* Set task
Only lines holding the string "label" are wanted; copy each one from the material.

* Provided material
+++++

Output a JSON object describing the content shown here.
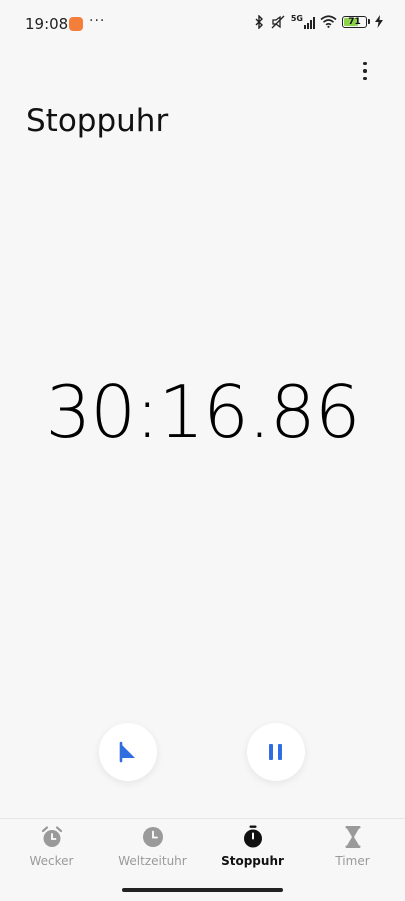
{
  "status_bar": {
    "time": "19:08",
    "dots": "···",
    "network": "5G",
    "battery": "71",
    "battery_level_percent": 71
  },
  "header": {
    "title": "Stoppuhr"
  },
  "stopwatch": {
    "display": "30:16.86"
  },
  "controls": {
    "lap_icon": "flag-icon",
    "pause_icon": "pause-icon",
    "accent_color": "#2f6ee0"
  },
  "bottom_nav": {
    "items": [
      {
        "label": "Wecker",
        "icon": "alarm-clock-icon",
        "active": false
      },
      {
        "label": "Weltzeituhr",
        "icon": "clock-icon",
        "active": false
      },
      {
        "label": "Stoppuhr",
        "icon": "stopwatch-icon",
        "active": true
      },
      {
        "label": "Timer",
        "icon": "hourglass-icon",
        "active": false
      }
    ]
  }
}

+++++

* Written reply
        "label": "Wecker",
        "label": "Weltzeituhr",
        "label": "Stoppuhr",
        "label": "Timer",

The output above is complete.